→ Excerpted records:
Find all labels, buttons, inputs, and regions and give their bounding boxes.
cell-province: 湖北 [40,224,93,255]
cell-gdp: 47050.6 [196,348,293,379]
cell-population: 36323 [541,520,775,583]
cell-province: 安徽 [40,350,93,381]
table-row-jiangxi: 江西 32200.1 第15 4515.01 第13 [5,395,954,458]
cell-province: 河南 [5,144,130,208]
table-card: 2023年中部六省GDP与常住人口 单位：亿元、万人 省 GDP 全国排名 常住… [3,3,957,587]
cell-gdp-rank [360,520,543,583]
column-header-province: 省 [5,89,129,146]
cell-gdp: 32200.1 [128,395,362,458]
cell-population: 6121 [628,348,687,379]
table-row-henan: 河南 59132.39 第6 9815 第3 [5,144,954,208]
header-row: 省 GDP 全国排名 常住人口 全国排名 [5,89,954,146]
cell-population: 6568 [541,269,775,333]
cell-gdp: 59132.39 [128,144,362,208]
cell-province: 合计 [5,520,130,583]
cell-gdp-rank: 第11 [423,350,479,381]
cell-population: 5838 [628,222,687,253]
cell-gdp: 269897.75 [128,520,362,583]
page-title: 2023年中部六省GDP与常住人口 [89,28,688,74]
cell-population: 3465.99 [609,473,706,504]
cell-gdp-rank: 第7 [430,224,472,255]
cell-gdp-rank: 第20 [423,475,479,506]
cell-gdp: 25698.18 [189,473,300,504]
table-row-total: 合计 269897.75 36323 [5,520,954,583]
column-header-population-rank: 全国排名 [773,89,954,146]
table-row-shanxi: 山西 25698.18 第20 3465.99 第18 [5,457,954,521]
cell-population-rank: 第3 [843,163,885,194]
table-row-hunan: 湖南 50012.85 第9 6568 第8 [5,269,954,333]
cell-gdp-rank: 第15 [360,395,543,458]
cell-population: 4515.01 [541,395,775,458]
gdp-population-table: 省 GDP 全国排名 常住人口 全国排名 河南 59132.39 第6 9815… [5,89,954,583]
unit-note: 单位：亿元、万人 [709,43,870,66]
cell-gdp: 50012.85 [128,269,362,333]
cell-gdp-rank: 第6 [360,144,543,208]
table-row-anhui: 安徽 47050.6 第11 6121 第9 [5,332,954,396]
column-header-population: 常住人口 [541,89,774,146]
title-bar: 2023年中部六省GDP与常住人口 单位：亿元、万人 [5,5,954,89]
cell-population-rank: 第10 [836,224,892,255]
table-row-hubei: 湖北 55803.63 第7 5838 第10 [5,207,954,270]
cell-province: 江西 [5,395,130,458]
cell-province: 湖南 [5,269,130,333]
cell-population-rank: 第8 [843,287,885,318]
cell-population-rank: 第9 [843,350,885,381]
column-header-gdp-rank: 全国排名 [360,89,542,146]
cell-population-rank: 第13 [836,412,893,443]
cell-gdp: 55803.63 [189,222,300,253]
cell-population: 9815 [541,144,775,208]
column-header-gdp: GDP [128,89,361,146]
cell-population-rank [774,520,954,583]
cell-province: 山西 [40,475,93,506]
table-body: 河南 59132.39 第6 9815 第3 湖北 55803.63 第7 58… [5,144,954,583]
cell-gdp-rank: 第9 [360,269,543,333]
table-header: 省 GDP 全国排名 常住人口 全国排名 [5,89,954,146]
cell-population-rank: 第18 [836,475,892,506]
---
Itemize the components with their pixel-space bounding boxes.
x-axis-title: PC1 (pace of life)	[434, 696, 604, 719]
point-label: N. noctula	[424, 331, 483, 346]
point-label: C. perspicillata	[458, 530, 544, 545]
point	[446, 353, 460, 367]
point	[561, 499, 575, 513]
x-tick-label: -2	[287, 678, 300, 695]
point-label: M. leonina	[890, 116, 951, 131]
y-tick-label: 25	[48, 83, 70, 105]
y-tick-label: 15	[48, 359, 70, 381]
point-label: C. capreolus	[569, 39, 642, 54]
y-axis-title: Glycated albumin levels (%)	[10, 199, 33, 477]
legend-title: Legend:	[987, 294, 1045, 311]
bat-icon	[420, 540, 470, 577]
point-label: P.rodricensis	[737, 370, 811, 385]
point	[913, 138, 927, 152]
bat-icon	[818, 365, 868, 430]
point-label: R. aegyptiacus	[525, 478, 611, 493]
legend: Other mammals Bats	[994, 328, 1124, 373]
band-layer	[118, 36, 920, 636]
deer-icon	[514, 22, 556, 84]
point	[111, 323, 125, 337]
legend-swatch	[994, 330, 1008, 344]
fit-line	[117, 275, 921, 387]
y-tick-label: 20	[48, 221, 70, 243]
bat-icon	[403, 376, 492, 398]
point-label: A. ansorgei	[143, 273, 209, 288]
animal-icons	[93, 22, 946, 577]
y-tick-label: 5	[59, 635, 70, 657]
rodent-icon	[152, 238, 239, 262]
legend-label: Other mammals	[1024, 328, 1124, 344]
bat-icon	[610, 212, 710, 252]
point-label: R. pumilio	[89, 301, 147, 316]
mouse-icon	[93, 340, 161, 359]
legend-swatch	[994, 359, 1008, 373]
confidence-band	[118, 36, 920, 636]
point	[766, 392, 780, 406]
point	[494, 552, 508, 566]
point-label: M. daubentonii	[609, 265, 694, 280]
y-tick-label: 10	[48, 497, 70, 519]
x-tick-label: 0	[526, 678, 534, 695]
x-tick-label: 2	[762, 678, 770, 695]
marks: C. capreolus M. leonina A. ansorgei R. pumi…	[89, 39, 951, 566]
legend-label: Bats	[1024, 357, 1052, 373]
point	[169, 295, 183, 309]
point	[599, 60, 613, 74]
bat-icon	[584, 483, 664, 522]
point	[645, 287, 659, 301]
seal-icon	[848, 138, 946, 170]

→ What you are asked to do: Please give everything in the listing from the line containing "Find all labels, buttons, inputs, and" down to the line containing "table-row-jiangxi: 江西 32200.1", both ends included, as a numbered list with blank lines left out.

→ Response to this task:
1. Find all labels, buttons, inputs, and regions and give their bounding boxes.
2. cell-province: 湖北 [40,224,93,255]
3. cell-gdp: 47050.6 [196,348,293,379]
4. cell-population: 36323 [541,520,775,583]
5. cell-province: 安徽 [40,350,93,381]
6. table-row-jiangxi: 江西 32200.1 第15 4515.01 第13 [5,395,954,458]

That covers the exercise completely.